Stated goal ->
Restate all the material verbatim, except for the pictures.

Data excerpts ->

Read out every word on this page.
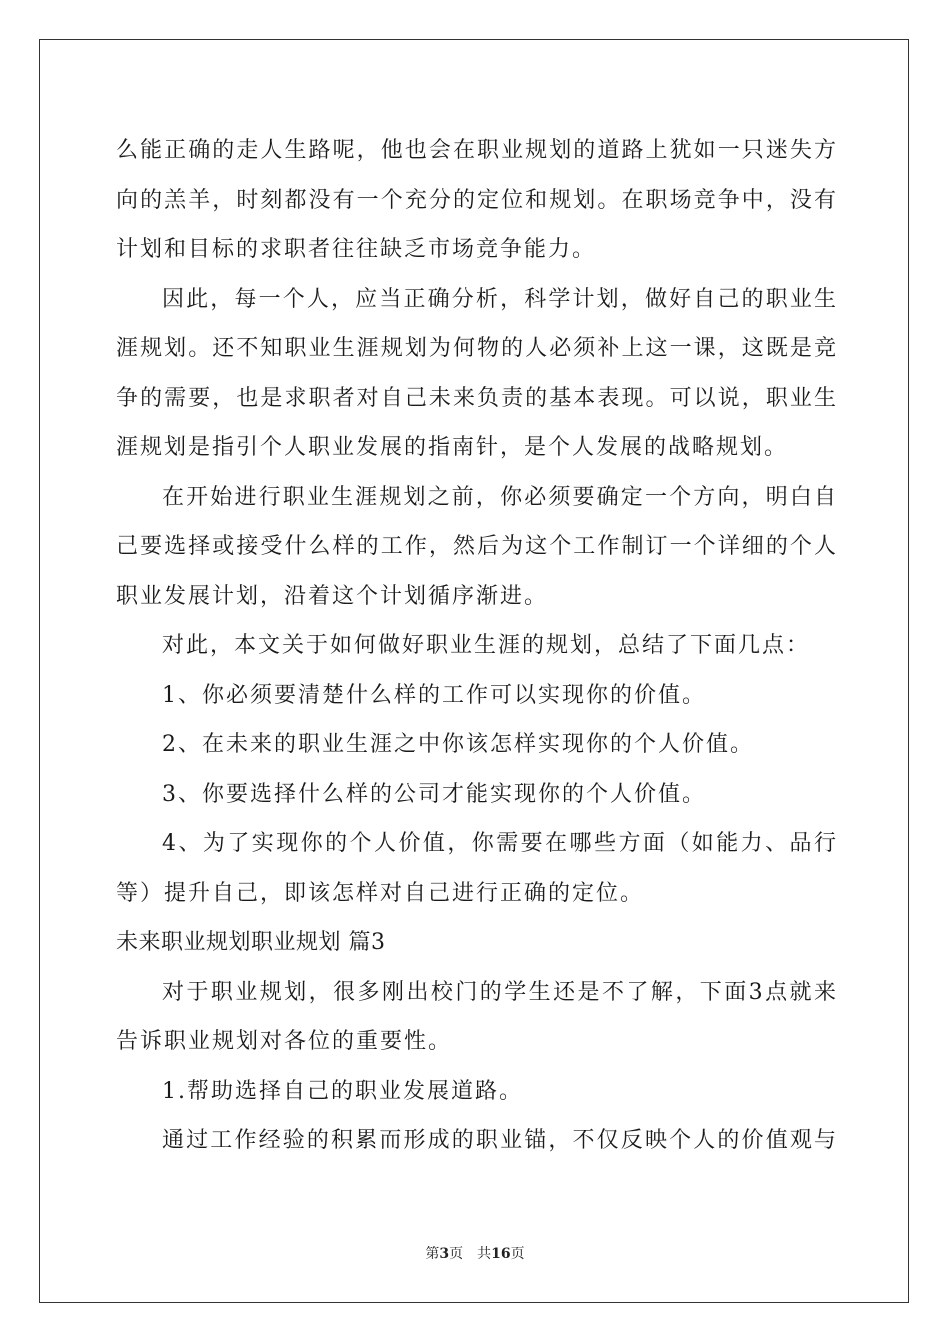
么能正确的走人生路呢，他也会在职业规划的道路上犹如一只迷失方
向的羔羊，时刻都没有一个充分的定位和规划。在职场竞争中，没有
计划和目标的求职者往往缺乏市场竞争能力。
因此，每一个人，应当正确分析，科学计划，做好自己的职业生
涯规划。还不知职业生涯规划为何物的人必须补上这一课，这既是竞
争的需要，也是求职者对自己未来负责的基本表现。可以说，职业生
涯规划是指引个人职业发展的指南针，是个人发展的战略规划。
在开始进行职业生涯规划之前，你必须要确定一个方向，明白自
己要选择或接受什么样的工作，然后为这个工作制订一个详细的个人
职业发展计划，沿着这个计划循序渐进。
对此，本文关于如何做好职业生涯的规划，总结了下面几点：
1、你必须要清楚什么样的工作可以实现你的价值。
2、在未来的职业生涯之中你该怎样实现你的个人价值。
3、你要选择什么样的公司才能实现你的个人价值。
4、为了实现你的个人价值，你需要在哪些方面（如能力、品行
等）提升自己，即该怎样对自己进行正确的定位。
未来职业规划职业规划 篇3
对于职业规划，很多刚出校门的学生还是不了解，下面3点就来
告诉职业规划对各位的重要性。
1.帮助选择自己的职业发展道路。
通过工作经验的积累而形成的职业锚，不仅反映个人的价值观与
第3页　共16页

In response ->
Read out every word on this page.
么能正确的走人生路呢，他也会在职业规划的道路上犹如一只迷失方
向的羔羊，时刻都没有一个充分的定位和规划。在职场竞争中，没有
计划和目标的求职者往往缺乏市场竞争能力。
因此，每一个人，应当正确分析，科学计划，做好自己的职业生
涯规划。还不知职业生涯规划为何物的人必须补上这一课，这既是竞
争的需要，也是求职者对自己未来负责的基本表现。可以说，职业生
涯规划是指引个人职业发展的指南针，是个人发展的战略规划。
在开始进行职业生涯规划之前，你必须要确定一个方向，明白自
己要选择或接受什么样的工作，然后为这个工作制订一个详细的个人
职业发展计划，沿着这个计划循序渐进。
对此，本文关于如何做好职业生涯的规划，总结了下面几点：
1、你必须要清楚什么样的工作可以实现你的价值。
2、在未来的职业生涯之中你该怎样实现你的个人价值。
3、你要选择什么样的公司才能实现你的个人价值。
4、为了实现你的个人价值，你需要在哪些方面（如能力、品行
等）提升自己，即该怎样对自己进行正确的定位。
未来职业规划职业规划 篇3
对于职业规划，很多刚出校门的学生还是不了解，下面3点就来
告诉职业规划对各位的重要性。
1.帮助选择自己的职业发展道路。
通过工作经验的积累而形成的职业锚，不仅反映个人的价值观与
第3页　共16页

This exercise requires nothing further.